— start of Provided data —

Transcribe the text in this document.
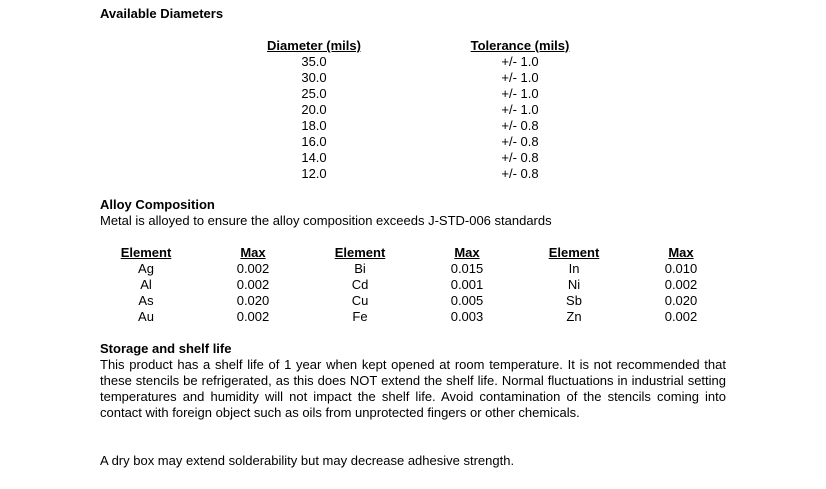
Available Diameters
Diameter (mils)
35.0
30.0
25.0
20.0
18.0
16.0
14.0
12.0
Tolerance (mils)
+/- 1.0
+/- 1.0
+/- 1.0
+/- 1.0
+/- 0.8
+/- 0.8
+/- 0.8
+/- 0.8
Alloy Composition
Metal is alloyed to ensure the alloy composition exceeds J-STD-006 standards
Element
Ag
Al
As
Au
Max
0.002
0.002
0.020
0.002
Element
Bi
Cd
Cu
Fe
Max
0.015
0.001
0.005
0.003
Element
In
Ni
Sb
Zn
Max
0.010
0.002
0.020
0.002
Storage and shelf life
This product has a shelf life of 1 year when kept opened at room temperature. It is not recommended that these stencils be refrigerated, as this does NOT extend the shelf life. Normal fluctuations in industrial setting temperatures and humidity will not impact the shelf life. Avoid contamination of the stencils coming into contact with foreign object such as oils from unprotected fingers or other chemicals.
A dry box may extend solderability but may decrease adhesive strength.
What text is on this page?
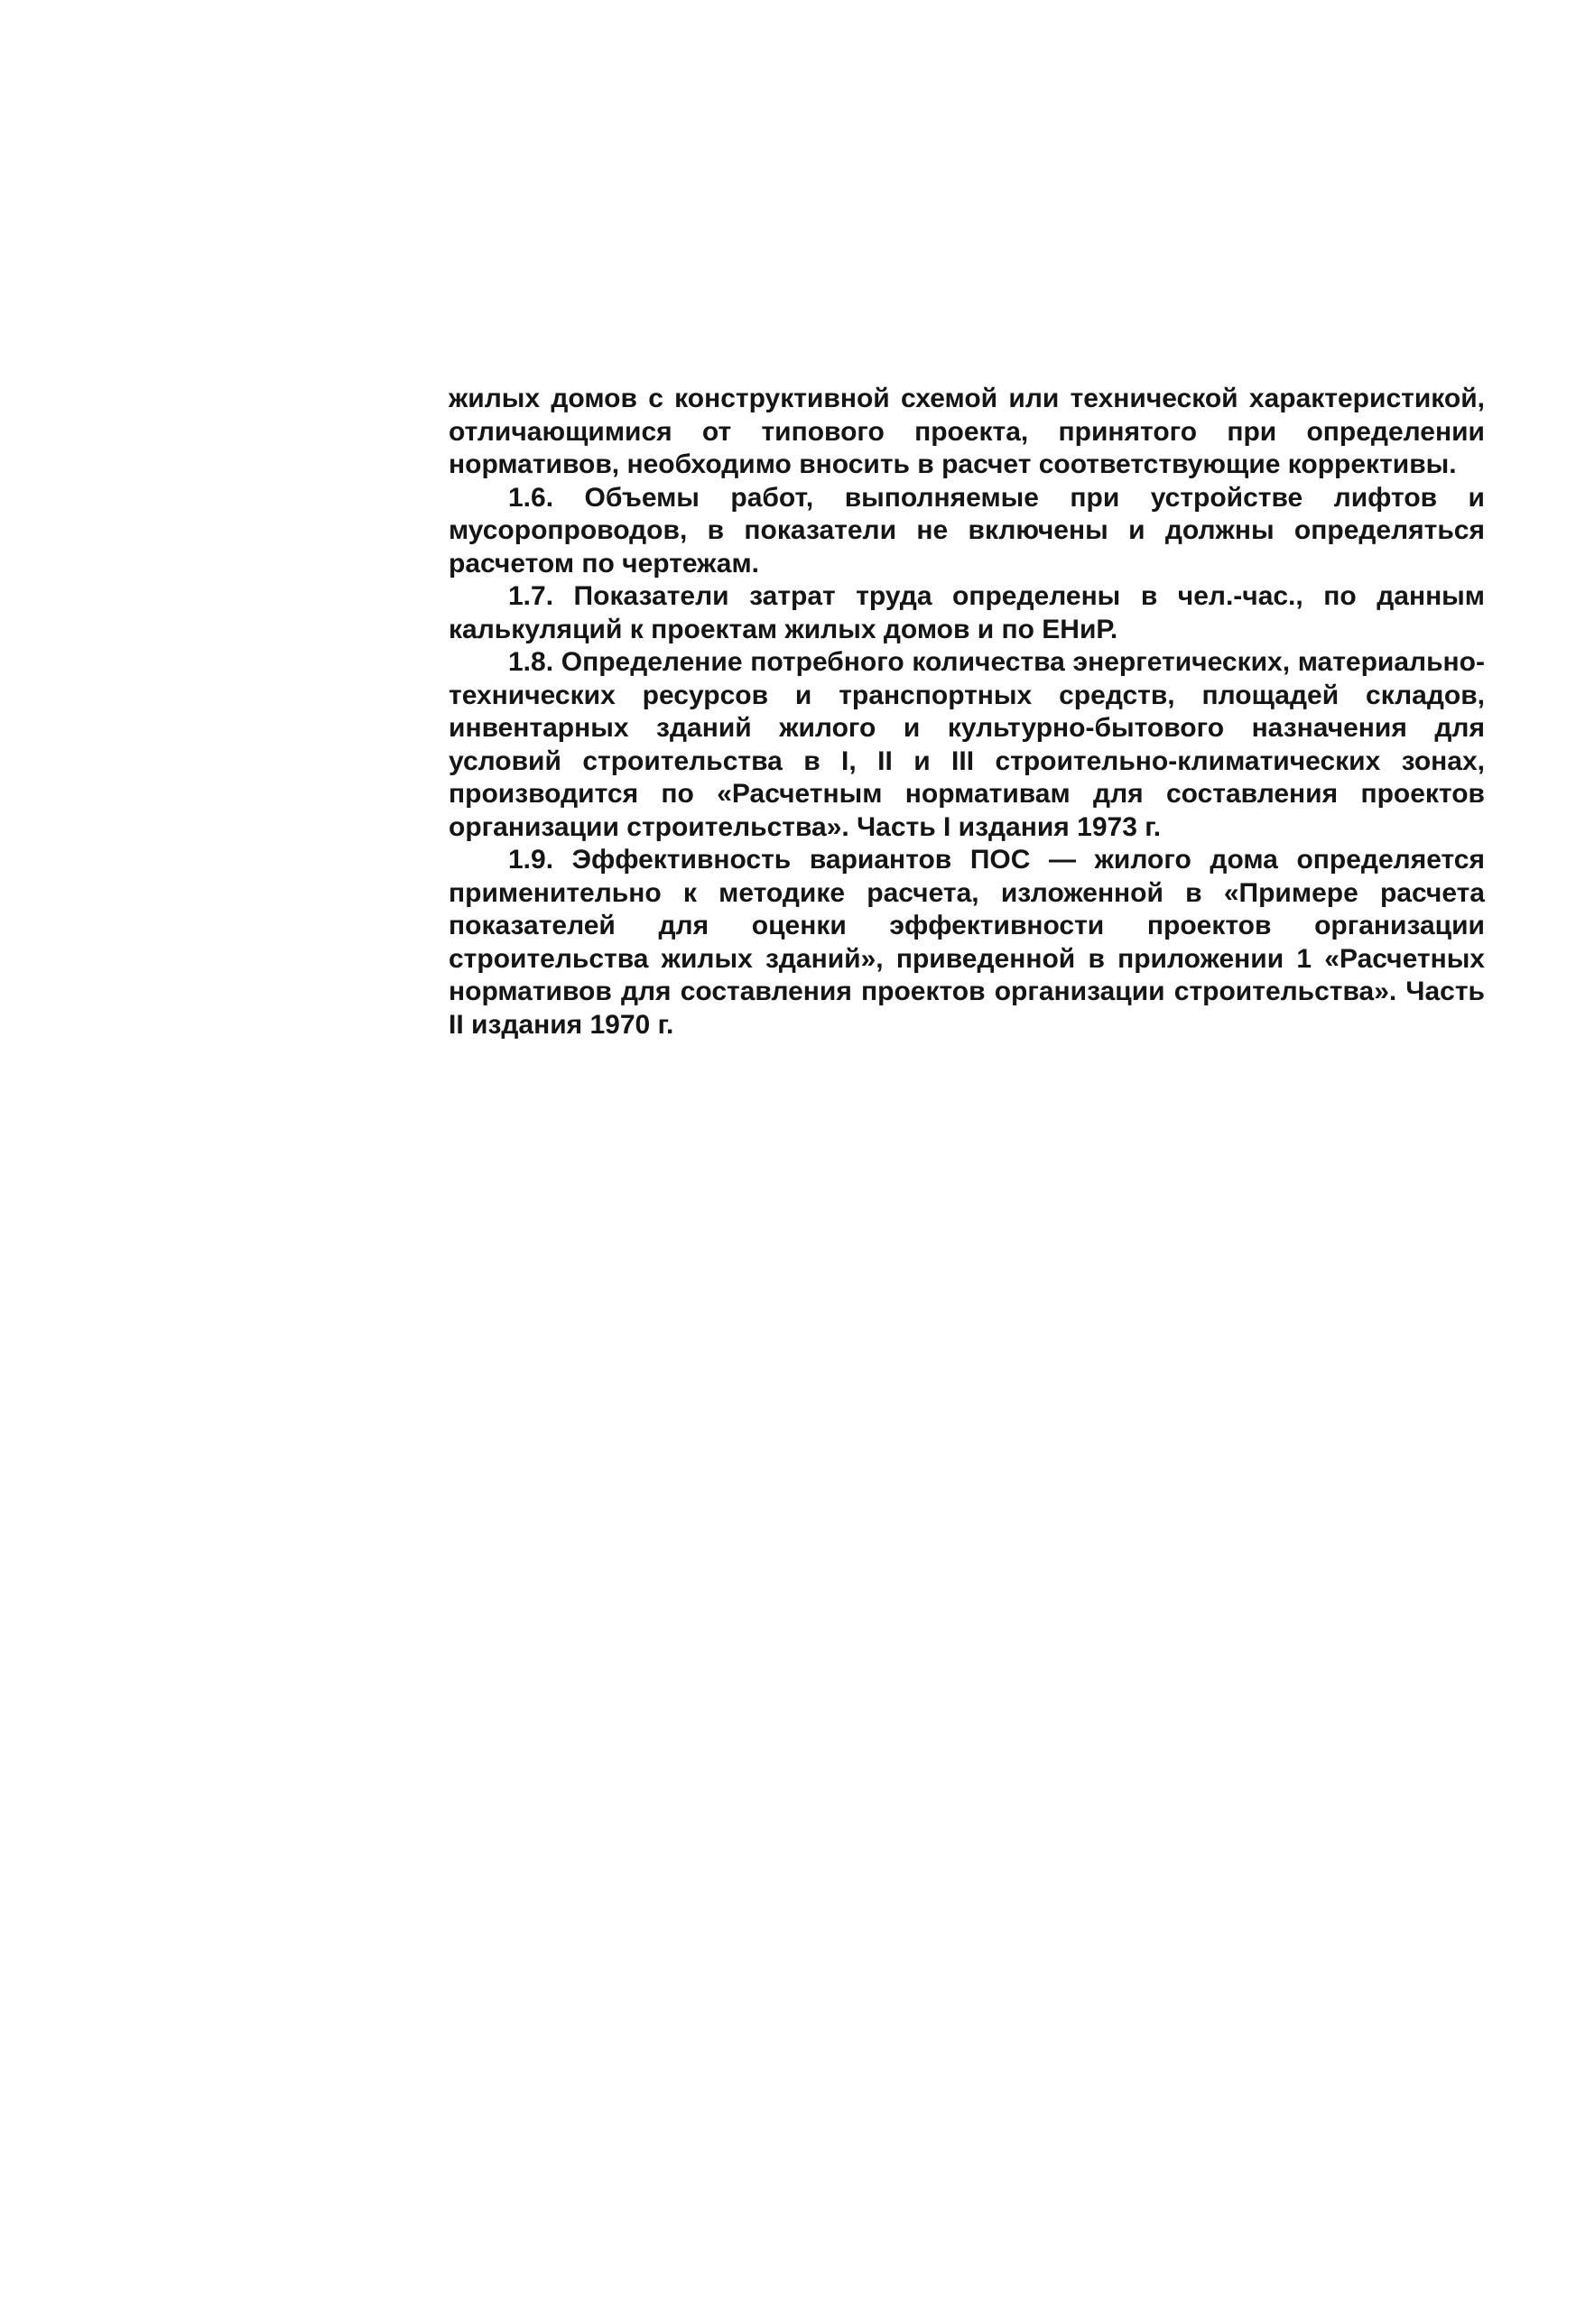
жилых домов с конструктивной схемой или технической характеристикой, отличающимися от типового проекта, принятого при определении нормативов, необходимо вносить в расчет соответствующие коррективы.

1.6. Объемы работ, выполняемые при устройстве лифтов и мусоропроводов, в показатели не включены и должны определяться расчетом по чертежам.

1.7. Показатели затрат труда определены в чел.-час., по данным калькуляций к проектам жилых домов и по ЕНиР.

1.8. Определение потребного количества энергетических, материально-технических ресурсов и транспортных средств, площадей складов, инвентарных зданий жилого и культурно-бытового назначения для условий строительства в I, II и III строительно-климатических зонах, производится по «Расчетным нормативам для составления проектов организации строительства». Часть I издания 1973 г.

1.9. Эффективность вариантов ПОС — жилого дома определяется применительно к методике расчета, изложенной в «Примере расчета показателей для оценки эффективности проектов организации строительства жилых зданий», приведенной в приложении 1 «Расчетных нормативов для составления проектов организации строительства». Часть II издания 1970 г.
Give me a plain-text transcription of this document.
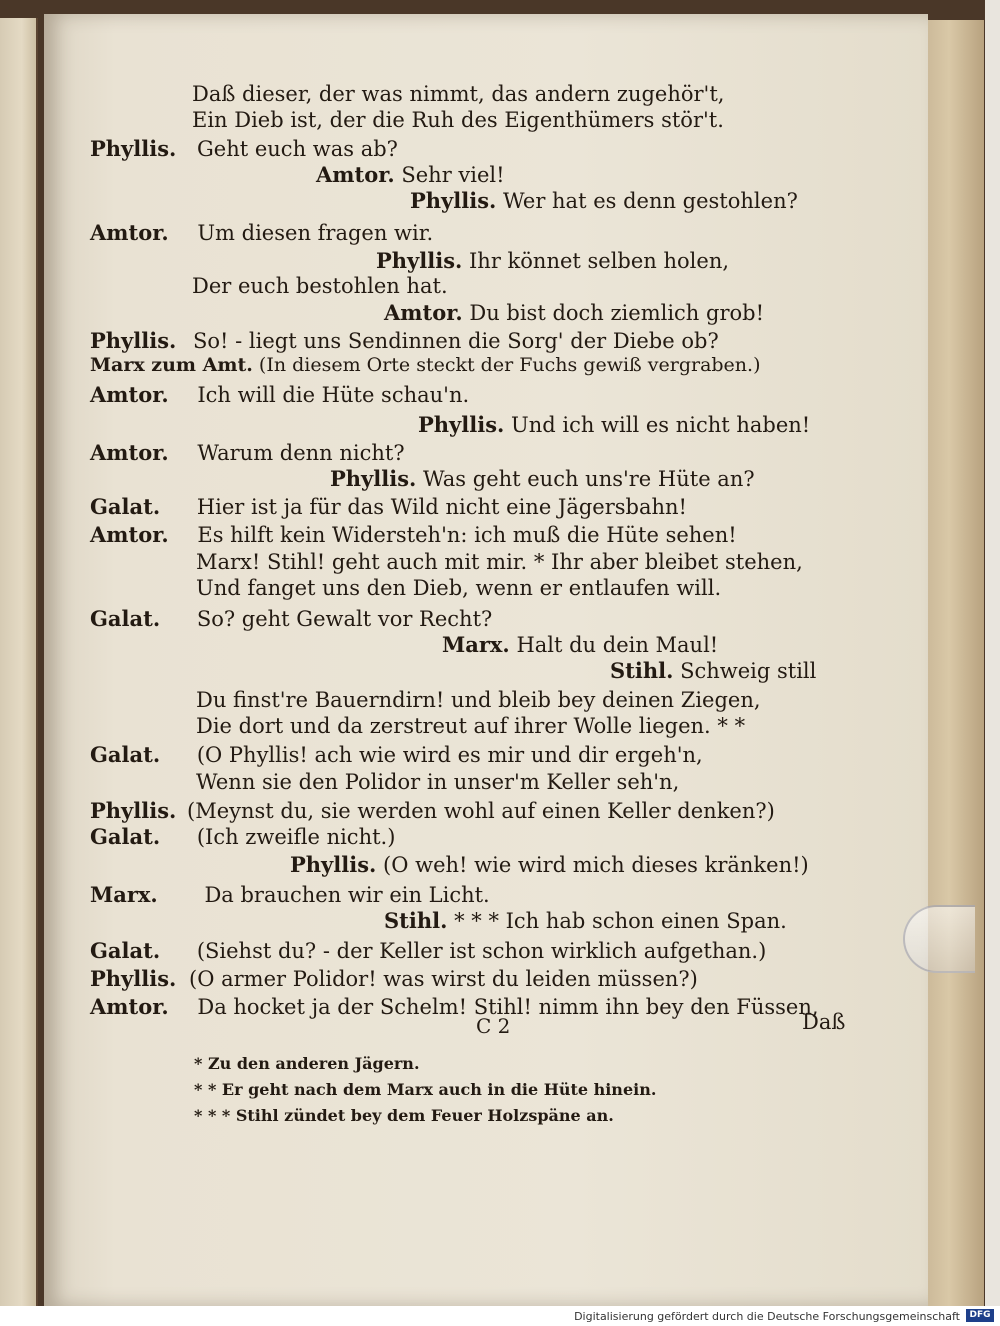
Daß dieser, der was nimmt, das andern zugehör't,
Ein Dieb ist, der die Ruh des Eigenthümers stör't.
Phyllis. Geht euch was ab?
Amtor. Sehr viel!
Phyllis. Wer hat es denn gestohlen?
Amtor. Um diesen fragen wir.
Phyllis. Ihr könnet selben holen,
Der euch bestohlen hat.
Amtor. Du bist doch ziemlich grob!
Phyllis. So! - liegt uns Sendinnen die Sorg' der Diebe ob?
Marx zum Amt. (In diesem Orte steckt der Fuchs gewiß vergraben.)
Amtor. Ich will die Hüte schau'n.
Phyllis. Und ich will es nicht haben!
Amtor. Warum denn nicht?
Phyllis. Was geht euch uns're Hüte an?
Galat. Hier ist ja für das Wild nicht eine Jägersbahn!
Amtor. Es hilft kein Widersteh'n: ich muß die Hüte sehen!
Marx! Stihl! geht auch mit mir. * Ihr aber bleibet stehen,
Und fanget uns den Dieb, wenn er entlaufen will.
Galat. So? geht Gewalt vor Recht?
Marx. Halt du dein Maul!
Stihl. Schweig still
Du finst're Bauerndirn! und bleib bey deinen Ziegen,
Die dort und da zerstreut auf ihrer Wolle liegen. * *
Galat. (O Phyllis! ach wie wird es mir und dir ergeh'n,
Wenn sie den Polidor in unser'm Keller seh'n,
Phyllis. (Meynst du, sie werden wohl auf einen Keller denken?)
Galat. (Ich zweifle nicht.)
Phyllis. (O weh! wie wird mich dieses kränken!)
Marx. Da brauchen wir ein Licht.
Stihl. * * * Ich hab schon einen Span.
Galat. (Siehst du? - der Keller ist schon wirklich aufgethan.)
Phyllis. (O armer Polidor! was wirst du leiden müssen?)
Amtor. Da hocket ja der Schelm! Stihl! nimm ihn bey den Füssen,
C 2	Daß
* Zu den anderen Jägern.
* * Er geht nach dem Marx auch in die Hüte hinein.
* * * Stihl zündet bey dem Feuer Holzspäne an.
Digitalisierung gefördert durch die Deutsche Forschungsgemeinschaft	DFG
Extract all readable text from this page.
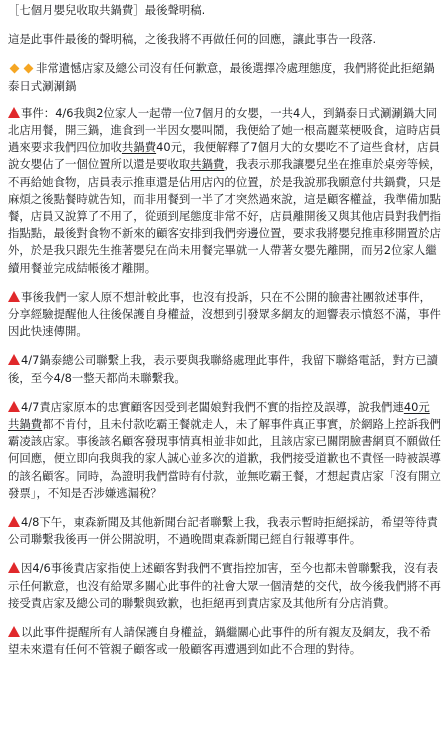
［七個月嬰兒收取共鍋費］最後聲明稿.

這是此事件最後的聲明稿，之後我將不再做任何的回應，讓此事告一段落.

非常遺憾店家及總公司沒有任何歉意，最後選擇冷處理態度，我們將從此拒絕鍋泰日式涮涮鍋

事件：4/6我與2位家人一起帶一位7個月的女嬰，一共4人，到鍋泰日式涮涮鍋大同北店用餐，開三鍋，進食到一半因女嬰叫鬧，我便給了她一根高麗菜梗吸食，這時店員過來要求我們四位加收共鍋費40元，我便解釋了7個月大的女嬰吃不了這些食材，店員說女嬰佔了一個位置所以還是要收取共鍋費，我表示那我讓嬰兒坐在推車於桌旁等候，不再給她食物，店員表示推車還是佔用店內的位置，於是我說那我願意付共鍋費，只是麻煩之後點餐時就告知，而非用餐到一半了才突然過來說，這是顧客權益，我準備加點餐，店員又說算了不用了，從頭到尾態度非常不好，店員離開後又與其他店員對我們指指點點，最後對食物不新來的顧客安排到我們旁邊位置，要求我將嬰兒推車移開置於店外，於是我只跟先生推著嬰兒在尚未用餐完畢就一人帶著女嬰先離開，而另2位家人繼續用餐並完成結帳後才離開。

事後我們一家人原不想計較此事，也沒有投訴，只在不公開的臉書社團敘述事件，分享經驗提醒他人往後保護自身權益，沒想到引發眾多網友的迴響表示憤怒不滿，事件因此快速傳開。

4/7鍋泰總公司聯繫上我，表示要與我聯絡處理此事件，我留下聯絡電話，對方已讀後，至今4/8一整天都尚未聯繫我。

4/7責店家原本的忠實顧客因受到老闆娘對我們不實的指控及誤導，說我們連40元共鍋費都不肯付，且未付款吃霸王餐就走人，未了解事件真正事實，於網路上控訴我們霸凌該店家。事後該名顧客發現事情真相並非如此，且該店家已關閉臉書網頁不願做任何回應，便立即向我與我的家人誠心並多次的道歉，我們接受道歉也不責怪一時被誤導的該名顧客。同時，為證明我們當時有付款，並無吃霸王餐，才想起責店家「沒有開立發票」，不知是否涉嫌逃漏稅？

4/8下午，東森新聞及其他新聞台記者聯繫上我，我表示暫時拒絕採訪，希望等待責公司聯繫我後再一併公開說明，不過晚間東森新聞已經自行報導事件。

因4/6事後責店家指使上述顧客對我們不實指控加害，至今也都未曾聯繫我，沒有表示任何歉意，也沒有給眾多關心此事件的社會大眾一個清楚的交代，故今後我們將不再接受責店家及總公司的聯繫與致歉，也拒絕再到責店家及其他所有分店消費。

以此事件提醒所有人請保護自身權益，鍋繼關心此事件的所有親友及網友，我不希望未來還有任何不管親子顧客或一般顧客再遭遇到如此不合理的對待。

— end of Provided data —

Exercise brief: Copy every line above that holds the word "text".

Written reply:
Transcribe the text in this document.
What text is on this page?
Give me a plain-text transcription of this document.
Extract all readable text from this page.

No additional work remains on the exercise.